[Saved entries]

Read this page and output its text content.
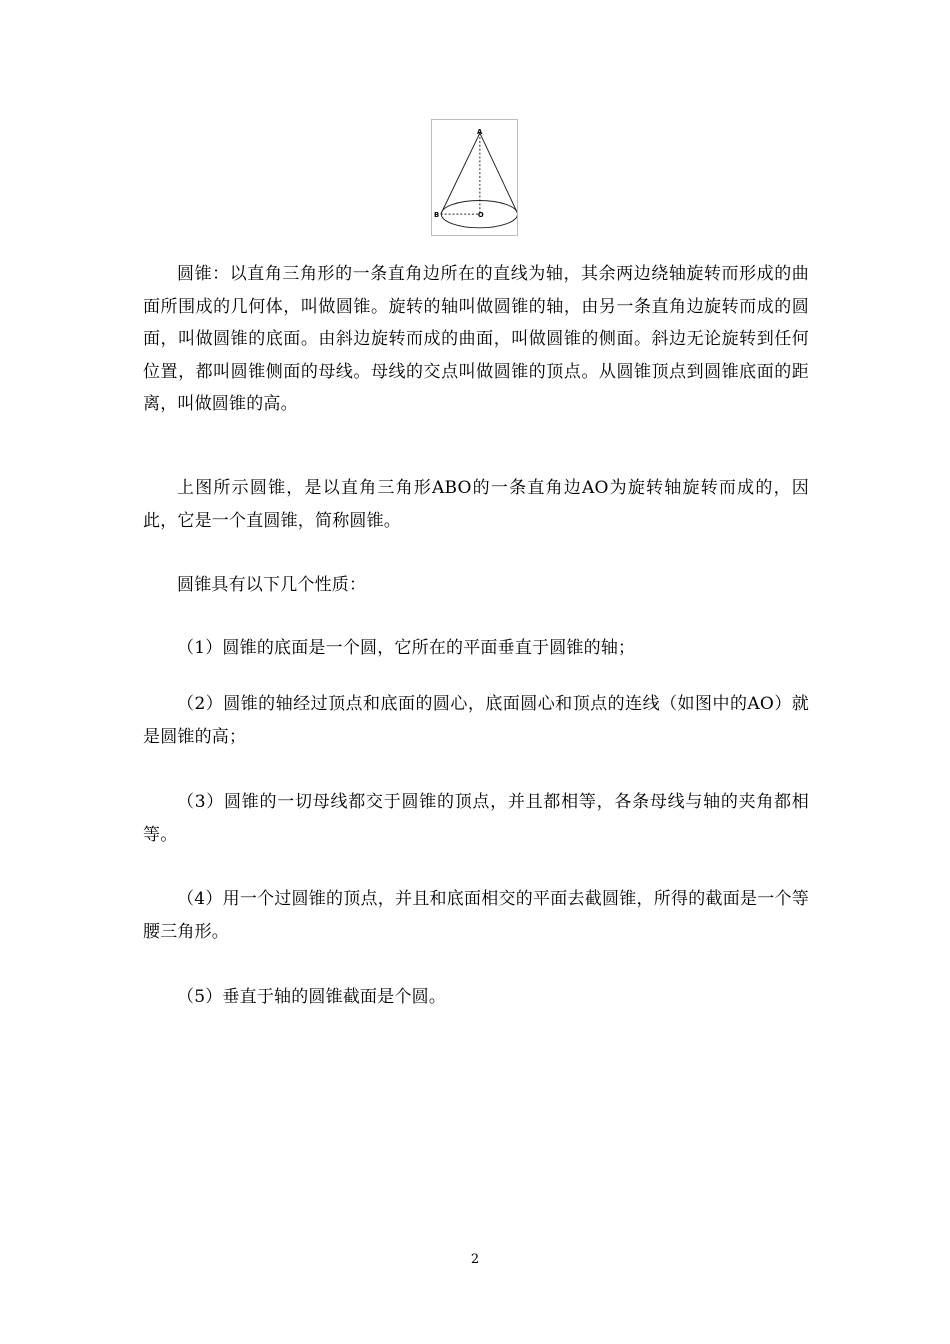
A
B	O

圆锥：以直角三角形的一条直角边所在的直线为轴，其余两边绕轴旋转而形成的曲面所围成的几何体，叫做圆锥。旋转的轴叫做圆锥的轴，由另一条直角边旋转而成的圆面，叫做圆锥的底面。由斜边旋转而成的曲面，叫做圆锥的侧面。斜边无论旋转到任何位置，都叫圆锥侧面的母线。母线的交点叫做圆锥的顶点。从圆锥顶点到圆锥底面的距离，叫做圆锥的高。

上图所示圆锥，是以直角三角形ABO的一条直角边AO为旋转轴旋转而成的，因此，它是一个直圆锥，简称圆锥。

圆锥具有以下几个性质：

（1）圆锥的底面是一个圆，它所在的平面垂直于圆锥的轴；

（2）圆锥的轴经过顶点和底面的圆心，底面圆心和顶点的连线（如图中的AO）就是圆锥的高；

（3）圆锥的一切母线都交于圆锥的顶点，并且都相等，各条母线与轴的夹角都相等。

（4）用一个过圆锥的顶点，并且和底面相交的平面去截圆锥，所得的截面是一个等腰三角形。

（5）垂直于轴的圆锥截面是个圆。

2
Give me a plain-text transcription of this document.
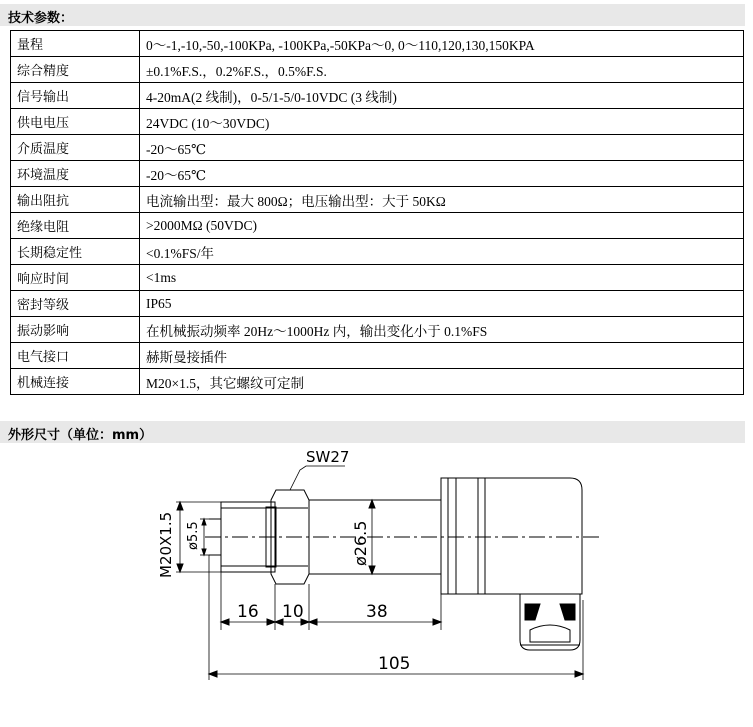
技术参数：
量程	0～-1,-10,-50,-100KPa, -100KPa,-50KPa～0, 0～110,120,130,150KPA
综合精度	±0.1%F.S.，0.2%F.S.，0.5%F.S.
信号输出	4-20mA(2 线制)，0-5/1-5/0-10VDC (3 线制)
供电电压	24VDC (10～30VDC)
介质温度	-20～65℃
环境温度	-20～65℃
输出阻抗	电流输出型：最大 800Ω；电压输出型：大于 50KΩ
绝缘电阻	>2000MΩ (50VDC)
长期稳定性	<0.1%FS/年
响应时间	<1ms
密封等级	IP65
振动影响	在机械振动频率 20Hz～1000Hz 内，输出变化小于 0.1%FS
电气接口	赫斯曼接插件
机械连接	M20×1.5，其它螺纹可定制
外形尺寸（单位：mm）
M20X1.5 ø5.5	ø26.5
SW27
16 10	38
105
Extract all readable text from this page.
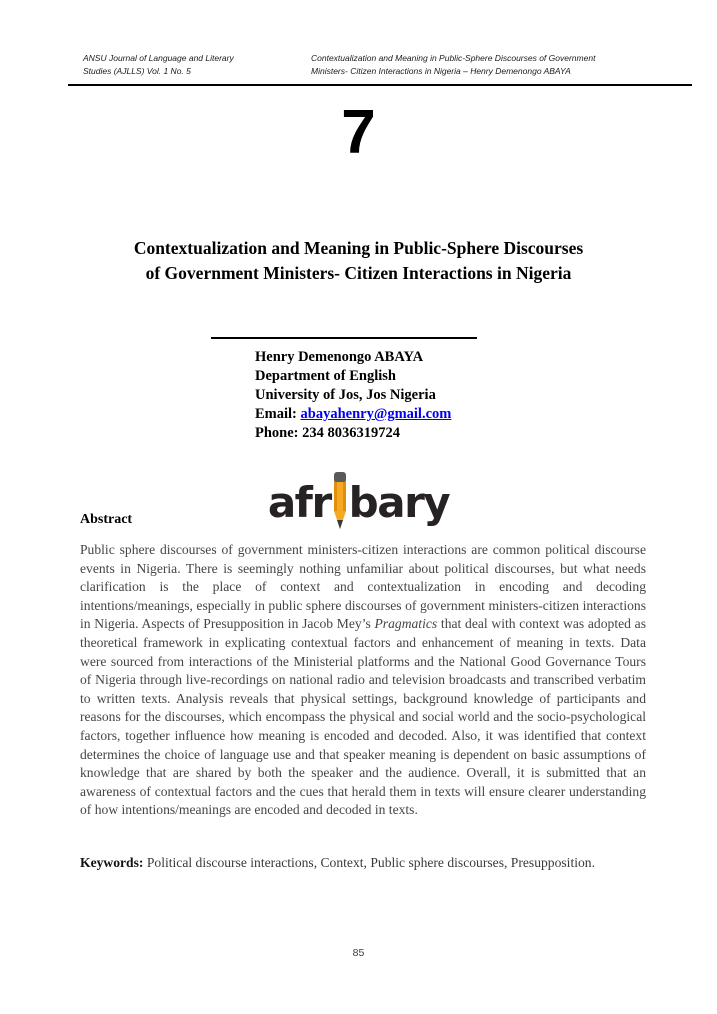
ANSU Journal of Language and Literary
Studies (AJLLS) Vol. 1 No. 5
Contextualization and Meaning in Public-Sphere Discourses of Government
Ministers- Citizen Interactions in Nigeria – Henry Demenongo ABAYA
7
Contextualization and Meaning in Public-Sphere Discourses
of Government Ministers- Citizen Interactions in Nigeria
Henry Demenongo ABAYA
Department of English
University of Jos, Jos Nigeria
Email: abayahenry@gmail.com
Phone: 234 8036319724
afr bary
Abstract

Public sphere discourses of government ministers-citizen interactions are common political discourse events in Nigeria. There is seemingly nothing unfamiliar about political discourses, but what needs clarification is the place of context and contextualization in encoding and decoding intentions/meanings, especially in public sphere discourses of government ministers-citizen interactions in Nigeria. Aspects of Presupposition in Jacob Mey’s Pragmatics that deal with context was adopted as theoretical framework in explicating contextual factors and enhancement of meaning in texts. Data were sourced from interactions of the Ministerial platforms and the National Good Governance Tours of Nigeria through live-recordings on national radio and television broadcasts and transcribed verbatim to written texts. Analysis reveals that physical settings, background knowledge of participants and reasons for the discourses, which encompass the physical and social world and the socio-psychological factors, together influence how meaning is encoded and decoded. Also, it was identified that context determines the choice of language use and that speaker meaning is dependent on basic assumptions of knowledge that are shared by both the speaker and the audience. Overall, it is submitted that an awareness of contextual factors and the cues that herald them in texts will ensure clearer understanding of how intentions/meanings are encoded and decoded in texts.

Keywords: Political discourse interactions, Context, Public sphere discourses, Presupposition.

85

> **Goal**: Transcribe the records above exactly, leaving out every picture.

> **Right answer**:
Read this page and output its text content.
A
B	O

圆锥：以直角三角形的一条直角边所在的直线为轴，其余两边绕轴旋转而形成的曲面所围成的几何体，叫做圆锥。旋转的轴叫做圆锥的轴，由另一条直角边旋转而成的圆面，叫做圆锥的底面。由斜边旋转而成的曲面，叫做圆锥的侧面。斜边无论旋转到任何位置，都叫圆锥侧面的母线。母线的交点叫做圆锥的顶点。从圆锥顶点到圆锥底面的距离，叫做圆锥的高。

上图所示圆锥，是以直角三角形ABO的一条直角边AO为旋转轴旋转而成的，因此，它是一个直圆锥，简称圆锥。

圆锥具有以下几个性质：

（1）圆锥的底面是一个圆，它所在的平面垂直于圆锥的轴；

（2）圆锥的轴经过顶点和底面的圆心，底面圆心和顶点的连线（如图中的AO）就是圆锥的高；

（3）圆锥的一切母线都交于圆锥的顶点，并且都相等，各条母线与轴的夹角都相等。

（4）用一个过圆锥的顶点，并且和底面相交的平面去截圆锥，所得的截面是一个等腰三角形。

（5）垂直于轴的圆锥截面是个圆。

2
Give me a plain-text transcription of this document.
技术参数：
量程	0～-1,-10,-50,-100KPa, -100KPa,-50KPa～0, 0～110,120,130,150KPA
综合精度	±0.1%F.S.，0.2%F.S.，0.5%F.S.
信号输出	4-20mA(2 线制)，0-5/1-5/0-10VDC (3 线制)
供电电压	24VDC (10～30VDC)
介质温度	-20～65℃
环境温度	-20～65℃
输出阻抗	电流输出型：最大 800Ω；电压输出型：大于 50KΩ
绝缘电阻	>2000MΩ (50VDC)
长期稳定性	<0.1%FS/年
响应时间	<1ms
密封等级	IP65
振动影响	在机械振动频率 20Hz～1000Hz 内，输出变化小于 0.1%FS
电气接口	赫斯曼接插件
机械连接	M20×1.5，其它螺纹可定制
外形尺寸（单位：mm）
M20X1.5 ø5.5	ø26.5
SW27
16 10	38
105
Extract all readable text from this page.
ANSU Journal of Language and Literary
Studies (AJLLS) Vol. 1 No. 5
Contextualization and Meaning in Public-Sphere Discourses of Government
Ministers- Citizen Interactions in Nigeria – Henry Demenongo ABAYA
7
Contextualization and Meaning in Public-Sphere Discourses
of Government Ministers- Citizen Interactions in Nigeria
Henry Demenongo ABAYA
Department of English
University of Jos, Jos Nigeria
Email: abayahenry@gmail.com
Phone: 234 8036319724
afr bary
Abstract

Public sphere discourses of government ministers-citizen interactions are common political discourse events in Nigeria. There is seemingly nothing unfamiliar about political discourses, but what needs clarification is the place of context and contextualization in encoding and decoding intentions/meanings, especially in public sphere discourses of government ministers-citizen interactions in Nigeria. Aspects of Presupposition in Jacob Mey’s Pragmatics that deal with context was adopted as theoretical framework in explicating contextual factors and enhancement of meaning in texts. Data were sourced from interactions of the Ministerial platforms and the National Good Governance Tours of Nigeria through live-recordings on national radio and television broadcasts and transcribed verbatim to written texts. Analysis reveals that physical settings, background knowledge of participants and reasons for the discourses, which encompass the physical and social world and the socio-psychological factors, together influence how meaning is encoded and decoded. Also, it was identified that context determines the choice of language use and that speaker meaning is dependent on basic assumptions of knowledge that are shared by both the speaker and the audience. Overall, it is submitted that an awareness of contextual factors and the cues that herald them in texts will ensure clearer understanding of how intentions/meanings are encoded and decoded in texts.

Keywords: Political discourse interactions, Context, Public sphere discourses, Presupposition.

85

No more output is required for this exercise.